--- BEGIN Dataset records ---
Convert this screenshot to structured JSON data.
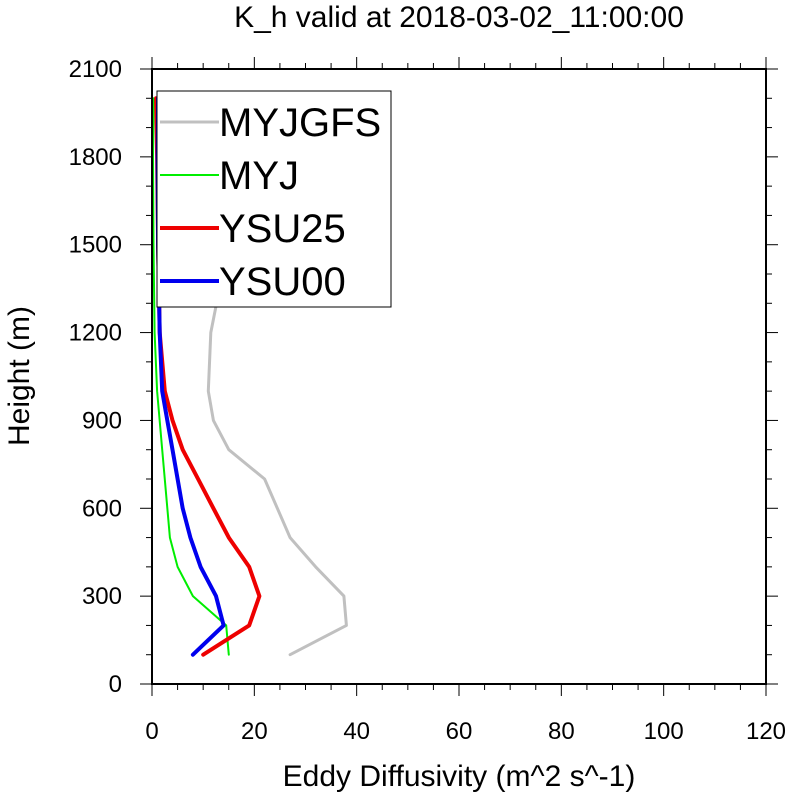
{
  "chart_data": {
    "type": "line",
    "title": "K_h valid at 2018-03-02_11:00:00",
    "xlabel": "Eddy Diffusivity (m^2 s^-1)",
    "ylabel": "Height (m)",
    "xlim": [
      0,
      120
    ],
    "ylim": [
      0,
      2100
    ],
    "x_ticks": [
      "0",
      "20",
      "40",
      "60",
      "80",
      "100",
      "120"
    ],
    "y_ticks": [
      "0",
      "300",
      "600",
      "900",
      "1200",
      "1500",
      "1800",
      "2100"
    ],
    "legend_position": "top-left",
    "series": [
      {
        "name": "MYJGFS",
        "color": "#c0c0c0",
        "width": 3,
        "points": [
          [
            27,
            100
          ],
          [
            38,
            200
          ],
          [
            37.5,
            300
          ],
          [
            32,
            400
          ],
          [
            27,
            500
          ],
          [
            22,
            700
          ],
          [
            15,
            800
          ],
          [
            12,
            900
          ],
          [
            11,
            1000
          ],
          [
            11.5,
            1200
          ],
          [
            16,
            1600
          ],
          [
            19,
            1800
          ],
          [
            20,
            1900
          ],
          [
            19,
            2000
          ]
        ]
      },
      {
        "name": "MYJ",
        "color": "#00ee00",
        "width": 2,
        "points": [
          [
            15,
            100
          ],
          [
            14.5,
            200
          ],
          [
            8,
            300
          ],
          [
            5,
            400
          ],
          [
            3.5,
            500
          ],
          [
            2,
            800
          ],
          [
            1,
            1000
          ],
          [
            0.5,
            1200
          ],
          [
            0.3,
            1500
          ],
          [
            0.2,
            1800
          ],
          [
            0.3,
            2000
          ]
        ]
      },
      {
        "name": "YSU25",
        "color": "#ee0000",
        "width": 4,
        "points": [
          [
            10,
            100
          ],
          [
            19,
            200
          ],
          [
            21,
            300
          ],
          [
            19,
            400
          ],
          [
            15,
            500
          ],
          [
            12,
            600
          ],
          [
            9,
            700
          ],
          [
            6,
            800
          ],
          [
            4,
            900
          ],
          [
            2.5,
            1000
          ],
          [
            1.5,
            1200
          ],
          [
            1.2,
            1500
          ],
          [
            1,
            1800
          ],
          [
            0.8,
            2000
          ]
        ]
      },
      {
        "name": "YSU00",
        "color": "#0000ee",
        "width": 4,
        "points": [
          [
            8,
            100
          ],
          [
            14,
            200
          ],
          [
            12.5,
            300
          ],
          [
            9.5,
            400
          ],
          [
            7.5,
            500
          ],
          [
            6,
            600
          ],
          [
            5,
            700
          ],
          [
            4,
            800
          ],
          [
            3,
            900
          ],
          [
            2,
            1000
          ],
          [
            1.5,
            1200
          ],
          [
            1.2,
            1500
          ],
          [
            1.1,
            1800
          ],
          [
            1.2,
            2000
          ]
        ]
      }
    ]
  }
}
--- END Dataset records ---
--- BEGIN Dataset records ---
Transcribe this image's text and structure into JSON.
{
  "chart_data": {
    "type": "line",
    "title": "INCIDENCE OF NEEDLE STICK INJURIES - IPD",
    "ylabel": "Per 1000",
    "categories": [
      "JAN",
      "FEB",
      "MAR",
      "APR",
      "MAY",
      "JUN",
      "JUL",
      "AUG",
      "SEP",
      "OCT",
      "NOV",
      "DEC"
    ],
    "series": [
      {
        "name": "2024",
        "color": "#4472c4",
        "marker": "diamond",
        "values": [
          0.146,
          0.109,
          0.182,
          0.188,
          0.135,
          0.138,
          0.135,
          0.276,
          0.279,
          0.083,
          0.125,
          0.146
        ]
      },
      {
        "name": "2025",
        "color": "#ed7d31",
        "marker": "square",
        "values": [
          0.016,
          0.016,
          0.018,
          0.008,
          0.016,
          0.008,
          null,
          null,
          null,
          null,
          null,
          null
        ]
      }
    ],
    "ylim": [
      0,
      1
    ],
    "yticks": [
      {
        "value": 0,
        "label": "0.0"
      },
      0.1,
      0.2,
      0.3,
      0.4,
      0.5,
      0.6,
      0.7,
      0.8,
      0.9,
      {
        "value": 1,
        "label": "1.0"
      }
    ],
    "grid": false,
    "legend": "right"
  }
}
--- END Dataset records ---
### Exercise description
Pull out the lines above in which the word "JSON" appears.

### Output below
Convert this screenshot to structured JSON data.
Transcribe this image's text and structure into JSON.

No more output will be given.